SUPPLIED DATA -
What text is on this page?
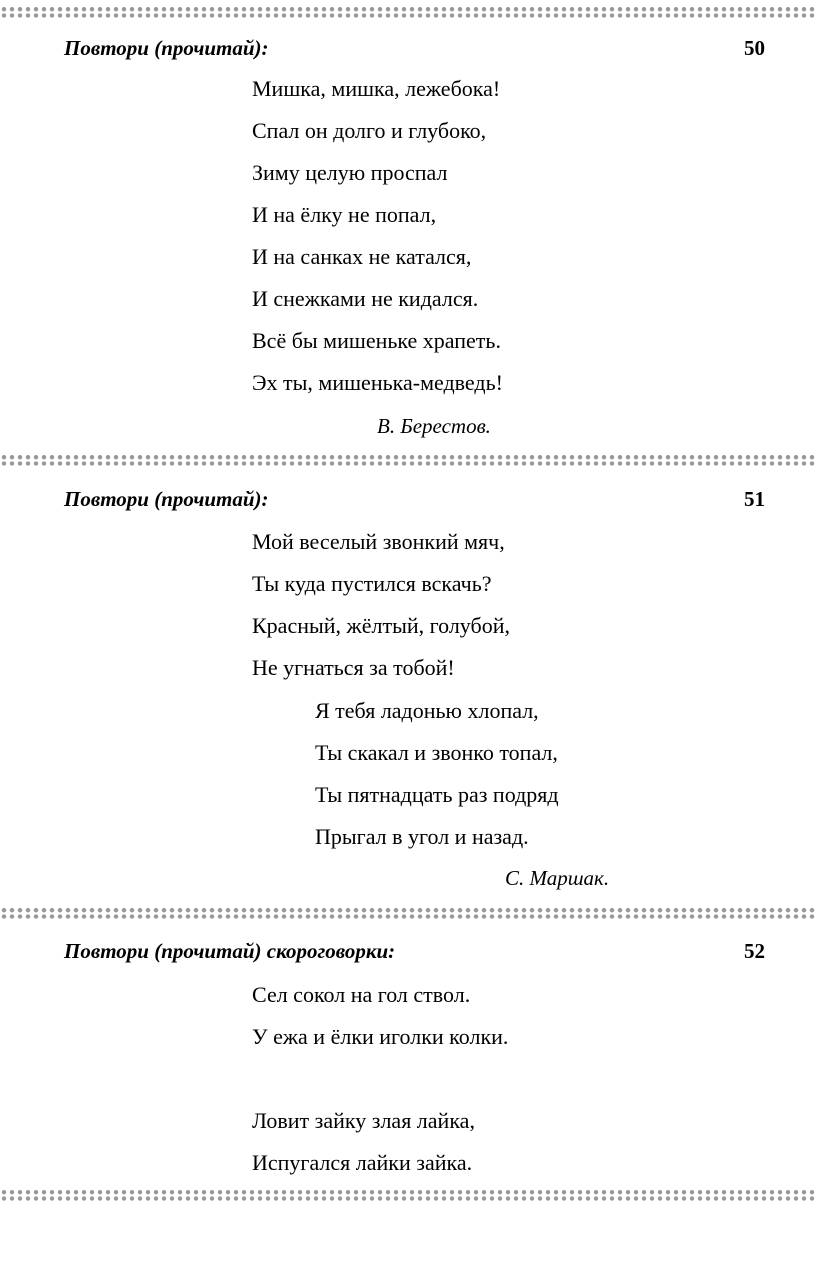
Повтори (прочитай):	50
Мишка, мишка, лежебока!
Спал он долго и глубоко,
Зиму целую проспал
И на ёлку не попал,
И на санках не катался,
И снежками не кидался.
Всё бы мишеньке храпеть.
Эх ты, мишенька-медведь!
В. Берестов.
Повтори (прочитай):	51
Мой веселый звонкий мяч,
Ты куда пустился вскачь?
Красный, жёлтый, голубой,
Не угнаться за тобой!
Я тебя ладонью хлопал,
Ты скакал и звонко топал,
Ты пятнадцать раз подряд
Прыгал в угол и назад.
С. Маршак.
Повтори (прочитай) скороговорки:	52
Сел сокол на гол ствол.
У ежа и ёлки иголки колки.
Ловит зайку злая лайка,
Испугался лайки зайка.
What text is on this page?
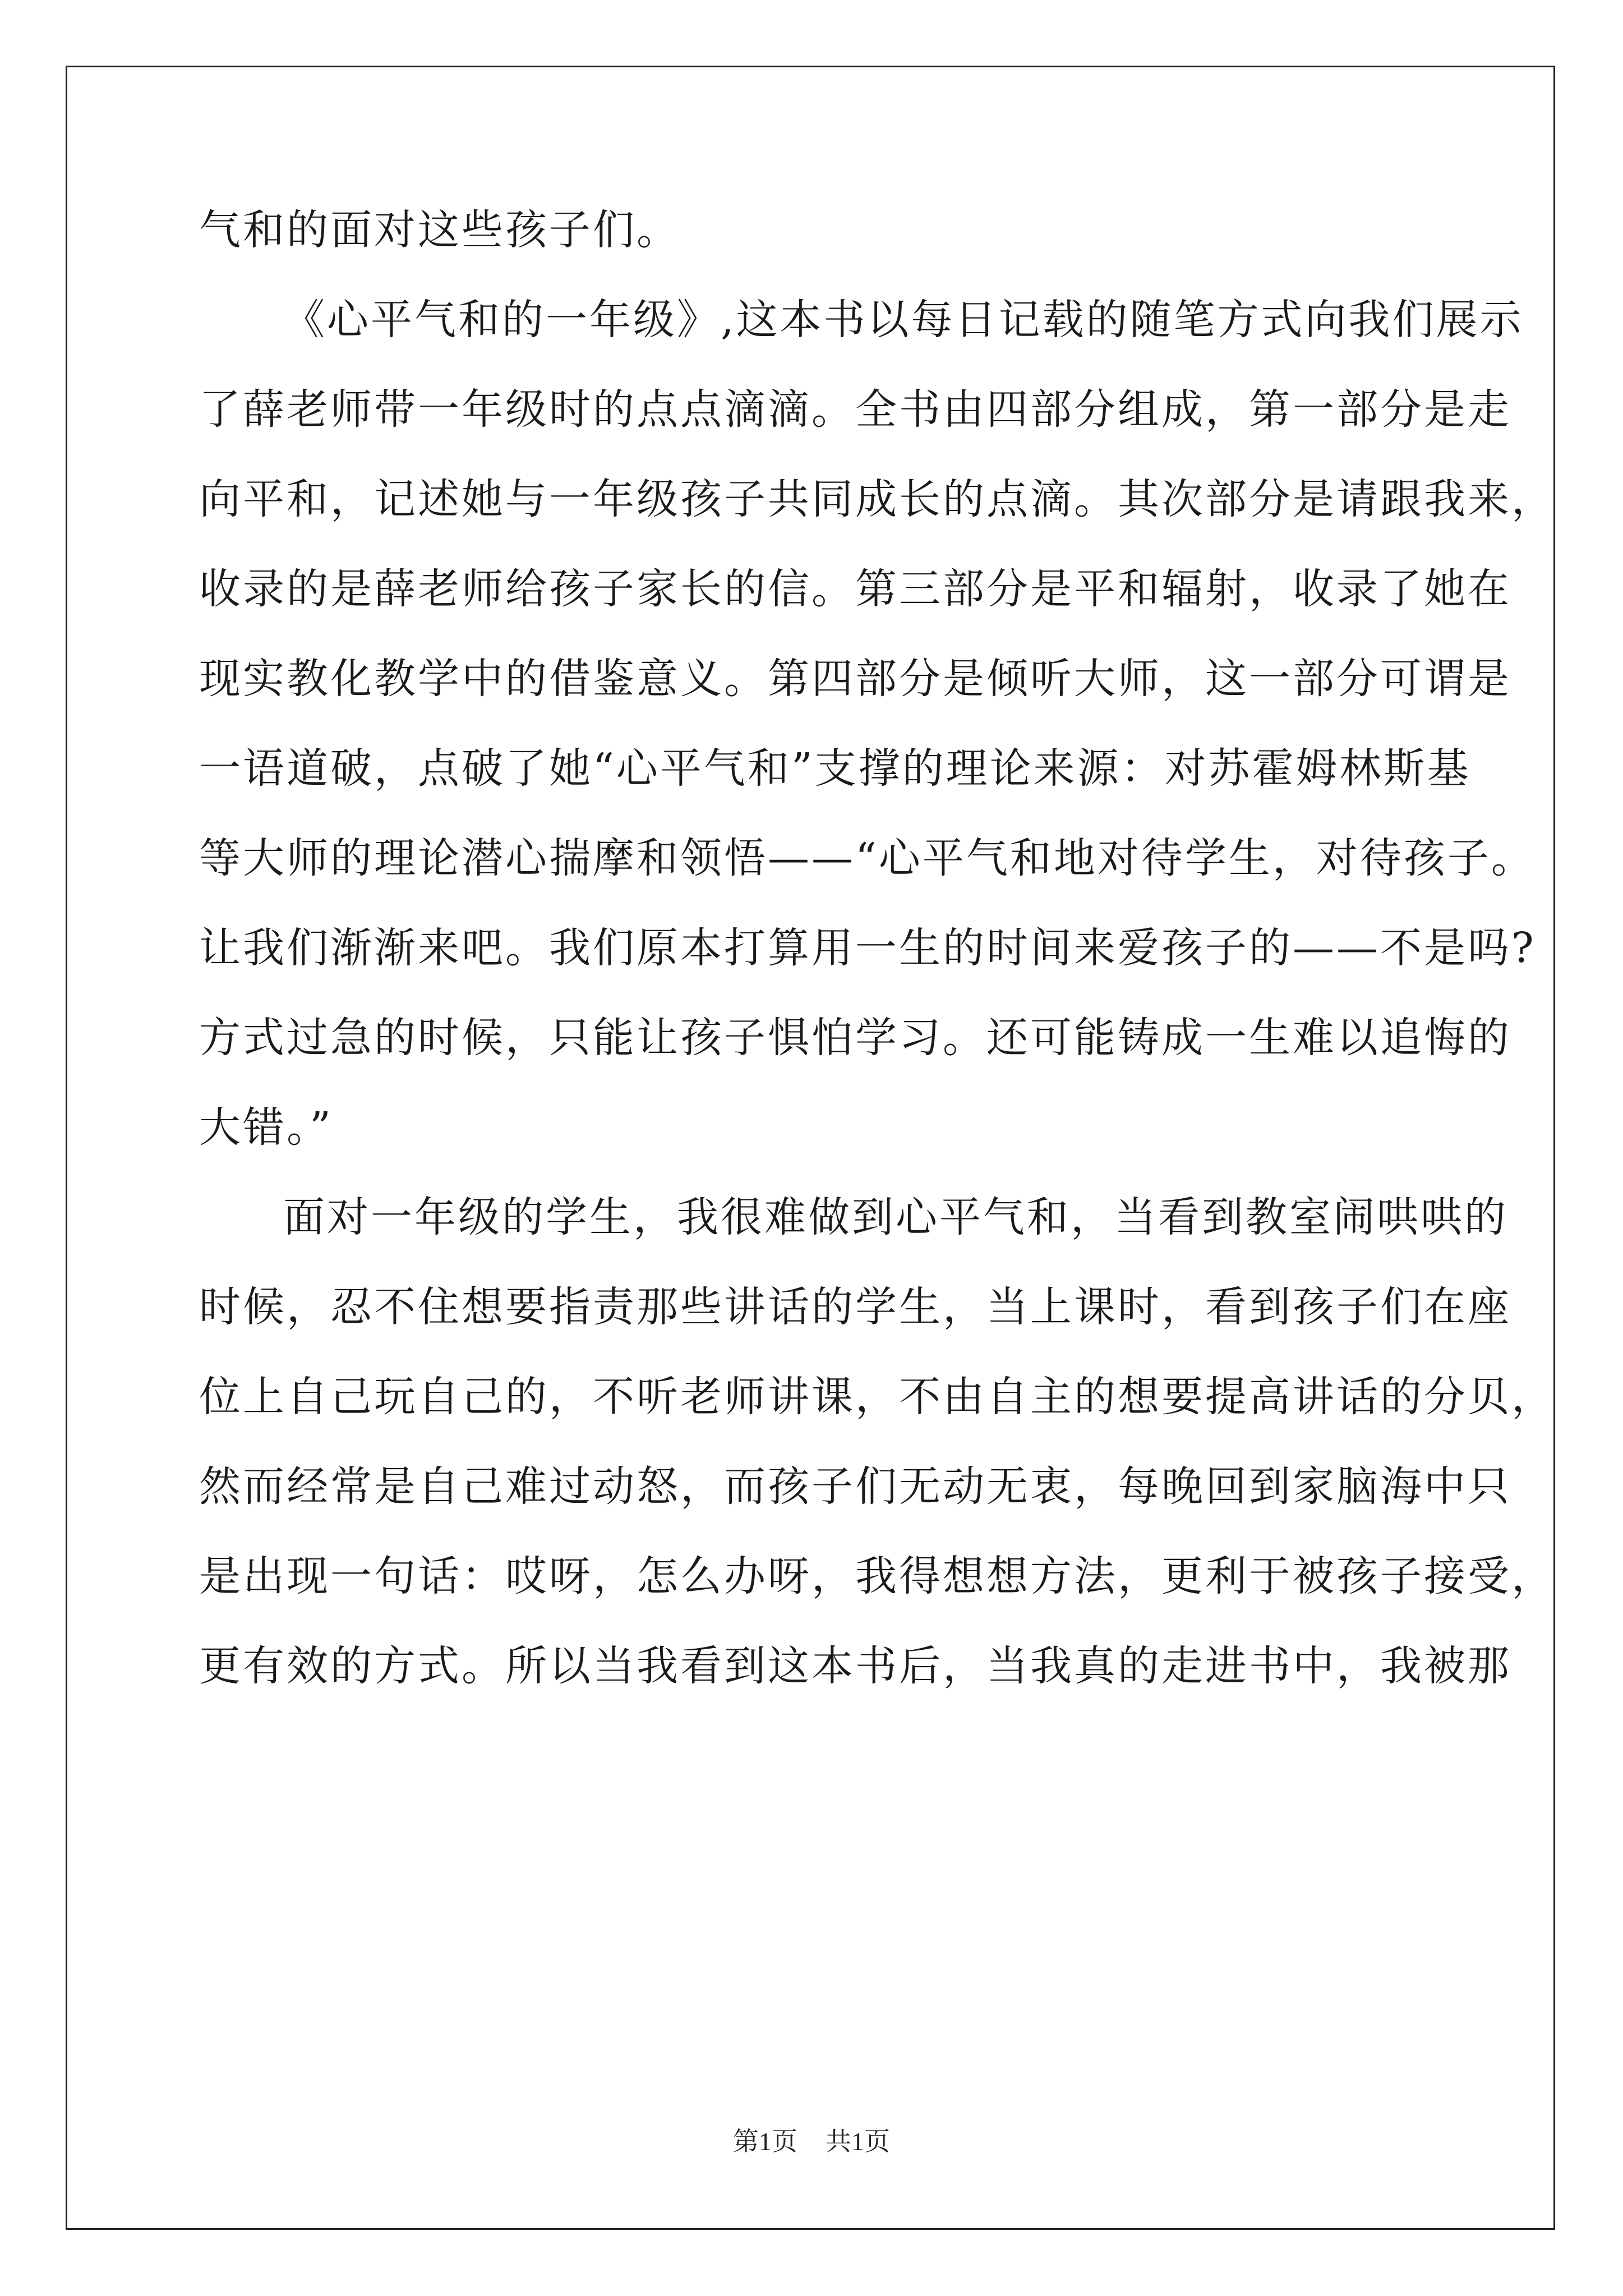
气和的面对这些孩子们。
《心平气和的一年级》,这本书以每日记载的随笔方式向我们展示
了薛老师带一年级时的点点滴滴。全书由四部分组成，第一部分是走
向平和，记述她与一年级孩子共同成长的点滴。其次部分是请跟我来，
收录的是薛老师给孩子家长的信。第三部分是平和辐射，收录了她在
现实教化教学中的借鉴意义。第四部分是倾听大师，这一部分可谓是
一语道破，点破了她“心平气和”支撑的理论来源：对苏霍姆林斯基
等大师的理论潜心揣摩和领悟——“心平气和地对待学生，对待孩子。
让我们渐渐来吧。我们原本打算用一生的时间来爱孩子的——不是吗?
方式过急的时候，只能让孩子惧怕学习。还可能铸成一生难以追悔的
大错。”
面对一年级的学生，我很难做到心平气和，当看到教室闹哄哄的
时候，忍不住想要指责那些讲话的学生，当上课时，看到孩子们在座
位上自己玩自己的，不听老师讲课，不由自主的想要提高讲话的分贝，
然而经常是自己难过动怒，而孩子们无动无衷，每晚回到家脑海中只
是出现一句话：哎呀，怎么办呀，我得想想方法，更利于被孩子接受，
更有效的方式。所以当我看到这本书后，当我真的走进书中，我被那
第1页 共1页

AIM -
Count the lines above that contain the word "прочитай". Give only the number.

WRITTEN ANSWER -
3